Problem
Reproduce the listing exactly and skip over any pictures.

··· Record extracts ···

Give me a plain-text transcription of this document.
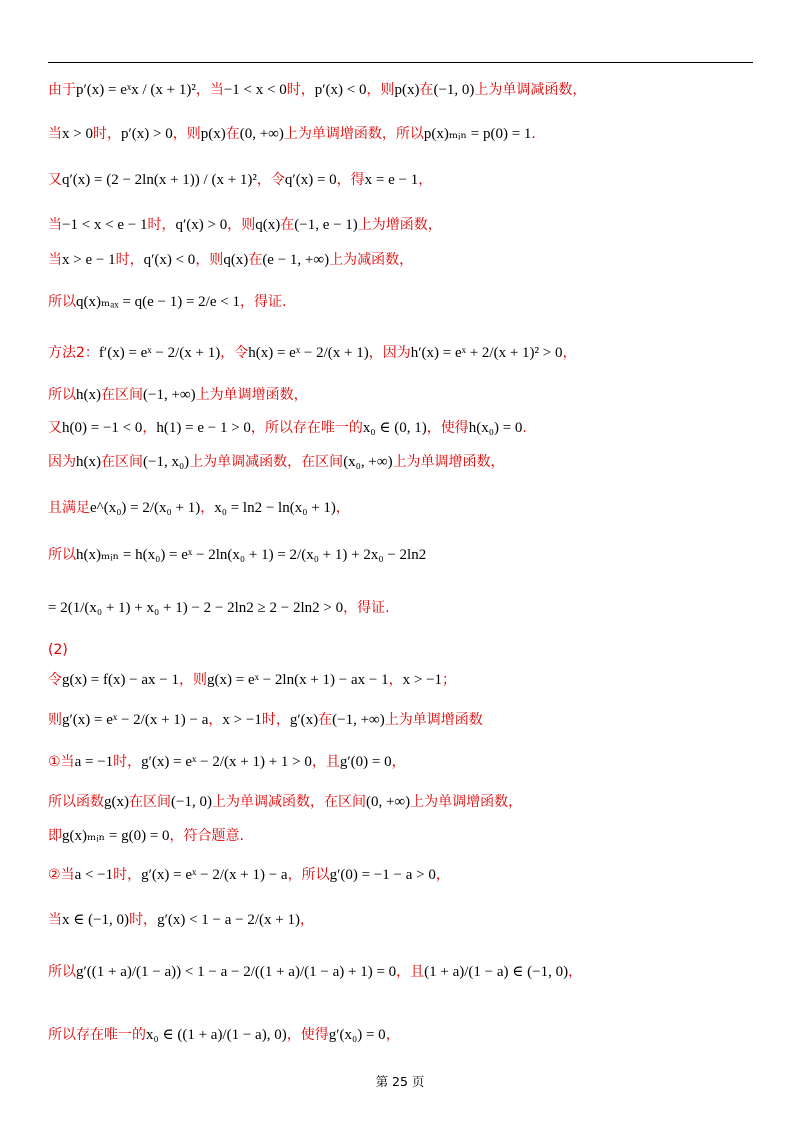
由于p′(x) = eˣx / (x + 1)²，当−1 < x < 0时，p′(x) < 0，则p(x)在(−1, 0)上为单调减函数，
当x > 0时，p′(x) > 0，则p(x)在(0, +∞)上为单调增函数，所以p(x)ₘᵢₙ = p(0) = 1.
又q′(x) = (2 − 2ln(x + 1)) / (x + 1)²，令q′(x) = 0，得x = e − 1，
当−1 < x < e − 1时，q′(x) > 0，则q(x)在(−1, e − 1)上为增函数，
当x > e − 1时，q′(x) < 0，则q(x)在(e − 1, +∞)上为减函数，
所以q(x)ₘₐₓ = q(e − 1) = 2/e < 1，得证.
方法2：f′(x) = eˣ − 2/(x + 1)，令h(x) = eˣ − 2/(x + 1)，因为h′(x) = eˣ + 2/(x + 1)² > 0，
所以h(x)在区间(−1, +∞)上为单调增函数，
又h(0) = −1 < 0，h(1) = e − 1 > 0，所以存在唯一的x₀ ∈ (0, 1)，使得h(x₀) = 0.
因为h(x)在区间(−1, x₀)上为单调减函数，在区间(x₀, +∞)上为单调增函数，
且满足e^(x₀) = 2/(x₀ + 1)，x₀ = ln2 − ln(x₀ + 1)，
所以h(x)ₘᵢₙ = h(x₀) = eˣ − 2ln(x₀ + 1) = 2/(x₀ + 1) + 2x₀ − 2ln2
= 2(1/(x₀ + 1) + x₀ + 1) − 2 − 2ln2 ≥ 2 − 2ln2 > 0，得证.
(2)
令g(x) = f(x) − ax − 1，则g(x) = eˣ − 2ln(x + 1) − ax − 1，x > −1；
则g′(x) = eˣ − 2/(x + 1) − a，x > −1时，g′(x)在(−1, +∞)上为单调增函数
①当a = −1时，g′(x) = eˣ − 2/(x + 1) + 1 > 0，且g′(0) = 0，
所以函数g(x)在区间(−1, 0)上为单调减函数，在区间(0, +∞)上为单调增函数，
即g(x)ₘᵢₙ = g(0) = 0，符合题意.
②当a < −1时，g′(x) = eˣ − 2/(x + 1) − a，所以g′(0) = −1 − a > 0，
当x ∈ (−1, 0)时，g′(x) < 1 − a − 2/(x + 1)，
所以g′((1 + a)/(1 − a)) < 1 − a − 2/((1 + a)/(1 − a) + 1) = 0，且(1 + a)/(1 − a) ∈ (−1, 0)，
所以存在唯一的x₀ ∈ ((1 + a)/(1 − a), 0)，使得g′(x₀) = 0，
第 25 页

···

Output for this task
Give me a plain-text transcription of this document.
由于p′(x) = eˣx / (x + 1)²，当−1 < x < 0时，p′(x) < 0，则p(x)在(−1, 0)上为单调减函数，
当x > 0时，p′(x) > 0，则p(x)在(0, +∞)上为单调增函数，所以p(x)ₘᵢₙ = p(0) = 1.
又q′(x) = (2 − 2ln(x + 1)) / (x + 1)²，令q′(x) = 0，得x = e − 1，
当−1 < x < e − 1时，q′(x) > 0，则q(x)在(−1, e − 1)上为增函数，
当x > e − 1时，q′(x) < 0，则q(x)在(e − 1, +∞)上为减函数，
所以q(x)ₘₐₓ = q(e − 1) = 2/e < 1，得证.
方法2：f′(x) = eˣ − 2/(x + 1)，令h(x) = eˣ − 2/(x + 1)，因为h′(x) = eˣ + 2/(x + 1)² > 0，
所以h(x)在区间(−1, +∞)上为单调增函数，
又h(0) = −1 < 0，h(1) = e − 1 > 0，所以存在唯一的x₀ ∈ (0, 1)，使得h(x₀) = 0.
因为h(x)在区间(−1, x₀)上为单调减函数，在区间(x₀, +∞)上为单调增函数，
且满足e^(x₀) = 2/(x₀ + 1)，x₀ = ln2 − ln(x₀ + 1)，
所以h(x)ₘᵢₙ = h(x₀) = eˣ − 2ln(x₀ + 1) = 2/(x₀ + 1) + 2x₀ − 2ln2
= 2(1/(x₀ + 1) + x₀ + 1) − 2 − 2ln2 ≥ 2 − 2ln2 > 0，得证.
(2)
令g(x) = f(x) − ax − 1，则g(x) = eˣ − 2ln(x + 1) − ax − 1，x > −1；
则g′(x) = eˣ − 2/(x + 1) − a，x > −1时，g′(x)在(−1, +∞)上为单调增函数
①当a = −1时，g′(x) = eˣ − 2/(x + 1) + 1 > 0，且g′(0) = 0，
所以函数g(x)在区间(−1, 0)上为单调减函数，在区间(0, +∞)上为单调增函数，
即g(x)ₘᵢₙ = g(0) = 0，符合题意.
②当a < −1时，g′(x) = eˣ − 2/(x + 1) − a，所以g′(0) = −1 − a > 0，
当x ∈ (−1, 0)时，g′(x) < 1 − a − 2/(x + 1)，
所以g′((1 + a)/(1 − a)) < 1 − a − 2/((1 + a)/(1 − a) + 1) = 0，且(1 + a)/(1 − a) ∈ (−1, 0)，
所以存在唯一的x₀ ∈ ((1 + a)/(1 − a), 0)，使得g′(x₀) = 0，
第 25 页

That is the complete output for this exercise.